**DESCRIPTION OF THE TASK:** Check each line of the entries below for the string "Town"; copy every line where it appears.
[Begin]
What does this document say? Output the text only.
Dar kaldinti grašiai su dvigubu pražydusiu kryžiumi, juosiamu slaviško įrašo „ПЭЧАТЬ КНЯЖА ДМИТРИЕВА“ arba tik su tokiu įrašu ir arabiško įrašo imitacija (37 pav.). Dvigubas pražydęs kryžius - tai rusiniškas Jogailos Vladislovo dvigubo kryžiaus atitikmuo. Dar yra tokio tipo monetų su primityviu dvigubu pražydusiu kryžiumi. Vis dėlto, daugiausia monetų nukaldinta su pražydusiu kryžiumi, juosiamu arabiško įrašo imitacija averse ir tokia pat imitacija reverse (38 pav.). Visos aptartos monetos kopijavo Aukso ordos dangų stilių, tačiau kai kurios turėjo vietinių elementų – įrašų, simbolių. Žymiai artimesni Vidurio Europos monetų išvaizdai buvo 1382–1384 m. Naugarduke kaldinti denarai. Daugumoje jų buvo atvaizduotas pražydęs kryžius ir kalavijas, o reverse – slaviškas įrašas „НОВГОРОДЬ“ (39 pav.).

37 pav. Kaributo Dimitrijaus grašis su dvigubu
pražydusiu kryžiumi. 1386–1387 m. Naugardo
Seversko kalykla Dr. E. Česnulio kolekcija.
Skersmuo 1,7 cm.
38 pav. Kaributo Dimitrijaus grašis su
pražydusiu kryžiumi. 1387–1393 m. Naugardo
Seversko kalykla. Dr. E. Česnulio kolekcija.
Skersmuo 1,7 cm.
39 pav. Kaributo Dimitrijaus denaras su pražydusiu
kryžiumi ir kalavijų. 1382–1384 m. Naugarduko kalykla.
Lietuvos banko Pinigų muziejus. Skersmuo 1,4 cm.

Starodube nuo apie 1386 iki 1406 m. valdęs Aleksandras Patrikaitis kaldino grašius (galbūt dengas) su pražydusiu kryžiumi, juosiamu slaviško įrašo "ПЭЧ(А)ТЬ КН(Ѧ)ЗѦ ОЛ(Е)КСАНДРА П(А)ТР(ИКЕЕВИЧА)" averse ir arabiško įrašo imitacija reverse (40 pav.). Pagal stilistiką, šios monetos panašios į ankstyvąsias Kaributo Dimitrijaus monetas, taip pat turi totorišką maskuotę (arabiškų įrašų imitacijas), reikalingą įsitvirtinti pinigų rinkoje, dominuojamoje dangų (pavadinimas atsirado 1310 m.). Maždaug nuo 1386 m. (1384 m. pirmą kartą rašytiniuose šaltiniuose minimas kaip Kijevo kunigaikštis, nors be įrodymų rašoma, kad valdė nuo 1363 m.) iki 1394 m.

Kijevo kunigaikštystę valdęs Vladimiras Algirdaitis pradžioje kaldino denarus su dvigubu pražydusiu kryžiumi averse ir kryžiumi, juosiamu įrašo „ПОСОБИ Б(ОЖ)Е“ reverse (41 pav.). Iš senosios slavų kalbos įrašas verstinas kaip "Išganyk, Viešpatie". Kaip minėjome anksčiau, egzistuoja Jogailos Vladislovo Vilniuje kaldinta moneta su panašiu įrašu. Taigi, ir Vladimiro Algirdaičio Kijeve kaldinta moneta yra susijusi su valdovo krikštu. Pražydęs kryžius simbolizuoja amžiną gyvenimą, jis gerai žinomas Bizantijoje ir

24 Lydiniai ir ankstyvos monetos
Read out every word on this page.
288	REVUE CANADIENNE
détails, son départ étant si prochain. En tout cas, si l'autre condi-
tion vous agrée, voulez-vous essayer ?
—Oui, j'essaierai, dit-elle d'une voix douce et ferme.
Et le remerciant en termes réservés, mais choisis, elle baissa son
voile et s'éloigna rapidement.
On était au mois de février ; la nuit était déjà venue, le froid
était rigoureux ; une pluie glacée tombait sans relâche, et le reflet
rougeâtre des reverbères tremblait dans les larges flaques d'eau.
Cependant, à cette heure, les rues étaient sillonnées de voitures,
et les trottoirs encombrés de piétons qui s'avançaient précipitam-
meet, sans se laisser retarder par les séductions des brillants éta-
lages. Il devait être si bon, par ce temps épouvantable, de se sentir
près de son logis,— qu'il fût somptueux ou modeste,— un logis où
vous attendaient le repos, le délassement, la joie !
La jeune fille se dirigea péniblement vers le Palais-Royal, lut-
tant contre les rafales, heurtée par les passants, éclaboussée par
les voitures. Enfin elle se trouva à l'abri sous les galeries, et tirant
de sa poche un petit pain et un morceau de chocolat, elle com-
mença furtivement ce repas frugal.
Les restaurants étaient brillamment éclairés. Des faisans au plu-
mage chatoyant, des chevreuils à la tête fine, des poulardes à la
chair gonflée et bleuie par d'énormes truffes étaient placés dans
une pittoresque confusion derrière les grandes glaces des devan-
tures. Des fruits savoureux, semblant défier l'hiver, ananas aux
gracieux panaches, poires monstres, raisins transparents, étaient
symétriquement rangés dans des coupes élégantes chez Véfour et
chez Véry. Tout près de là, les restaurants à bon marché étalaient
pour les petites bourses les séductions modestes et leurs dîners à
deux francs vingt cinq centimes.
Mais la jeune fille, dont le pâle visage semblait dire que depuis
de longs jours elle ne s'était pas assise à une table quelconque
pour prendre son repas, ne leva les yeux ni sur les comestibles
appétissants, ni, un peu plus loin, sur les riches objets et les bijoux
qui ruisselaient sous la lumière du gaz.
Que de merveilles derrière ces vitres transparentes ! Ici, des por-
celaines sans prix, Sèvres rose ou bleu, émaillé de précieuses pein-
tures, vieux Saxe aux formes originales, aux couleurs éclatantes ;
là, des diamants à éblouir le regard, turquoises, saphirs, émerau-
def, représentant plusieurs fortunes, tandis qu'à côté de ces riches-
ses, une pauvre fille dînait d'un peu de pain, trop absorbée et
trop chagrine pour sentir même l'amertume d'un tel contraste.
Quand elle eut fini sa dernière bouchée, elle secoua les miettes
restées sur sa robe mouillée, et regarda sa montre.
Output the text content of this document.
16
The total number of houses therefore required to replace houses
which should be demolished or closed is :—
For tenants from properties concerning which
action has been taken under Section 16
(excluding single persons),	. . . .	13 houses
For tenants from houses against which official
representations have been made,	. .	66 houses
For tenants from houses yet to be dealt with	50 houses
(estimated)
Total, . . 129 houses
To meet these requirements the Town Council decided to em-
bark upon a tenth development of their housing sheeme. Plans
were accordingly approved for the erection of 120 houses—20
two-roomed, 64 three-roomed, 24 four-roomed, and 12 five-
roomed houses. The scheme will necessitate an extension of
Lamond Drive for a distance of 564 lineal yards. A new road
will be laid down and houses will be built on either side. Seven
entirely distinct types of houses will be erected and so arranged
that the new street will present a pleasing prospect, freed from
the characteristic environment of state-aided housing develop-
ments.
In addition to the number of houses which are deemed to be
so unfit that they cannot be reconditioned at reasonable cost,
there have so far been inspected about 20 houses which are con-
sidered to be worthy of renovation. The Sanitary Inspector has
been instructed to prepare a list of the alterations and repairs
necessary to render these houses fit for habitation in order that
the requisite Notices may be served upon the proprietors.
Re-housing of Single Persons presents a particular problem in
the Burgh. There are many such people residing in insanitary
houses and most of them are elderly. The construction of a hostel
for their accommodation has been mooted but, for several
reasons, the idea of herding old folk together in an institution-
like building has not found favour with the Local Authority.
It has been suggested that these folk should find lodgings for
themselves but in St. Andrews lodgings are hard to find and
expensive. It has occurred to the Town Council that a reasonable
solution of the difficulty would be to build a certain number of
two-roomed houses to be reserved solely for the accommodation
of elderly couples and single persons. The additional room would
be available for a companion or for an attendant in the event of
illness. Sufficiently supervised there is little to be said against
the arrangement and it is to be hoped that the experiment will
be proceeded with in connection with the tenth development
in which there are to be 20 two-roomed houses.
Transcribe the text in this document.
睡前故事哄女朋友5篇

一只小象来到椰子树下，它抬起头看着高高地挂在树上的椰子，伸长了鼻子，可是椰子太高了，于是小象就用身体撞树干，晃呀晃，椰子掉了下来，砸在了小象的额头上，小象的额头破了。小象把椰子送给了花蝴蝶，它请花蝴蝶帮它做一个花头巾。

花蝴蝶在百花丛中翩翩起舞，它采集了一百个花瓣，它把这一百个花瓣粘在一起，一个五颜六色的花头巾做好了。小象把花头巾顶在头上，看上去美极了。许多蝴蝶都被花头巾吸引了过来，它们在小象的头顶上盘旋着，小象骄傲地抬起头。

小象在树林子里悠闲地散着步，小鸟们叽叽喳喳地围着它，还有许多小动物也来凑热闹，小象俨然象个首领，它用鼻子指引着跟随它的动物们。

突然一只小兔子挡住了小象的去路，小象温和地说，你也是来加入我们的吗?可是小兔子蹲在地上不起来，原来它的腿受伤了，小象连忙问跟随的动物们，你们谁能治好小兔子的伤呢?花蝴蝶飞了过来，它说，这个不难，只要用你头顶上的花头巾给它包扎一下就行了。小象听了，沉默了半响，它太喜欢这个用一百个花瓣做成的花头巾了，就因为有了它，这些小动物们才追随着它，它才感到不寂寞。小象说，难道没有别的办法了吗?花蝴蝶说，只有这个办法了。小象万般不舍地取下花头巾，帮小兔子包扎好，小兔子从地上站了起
[End]
**TASK RESPONSE:**
To meet these requirements the Town Council decided to em-
expensive. It has occurred to the Town Council that a reasonable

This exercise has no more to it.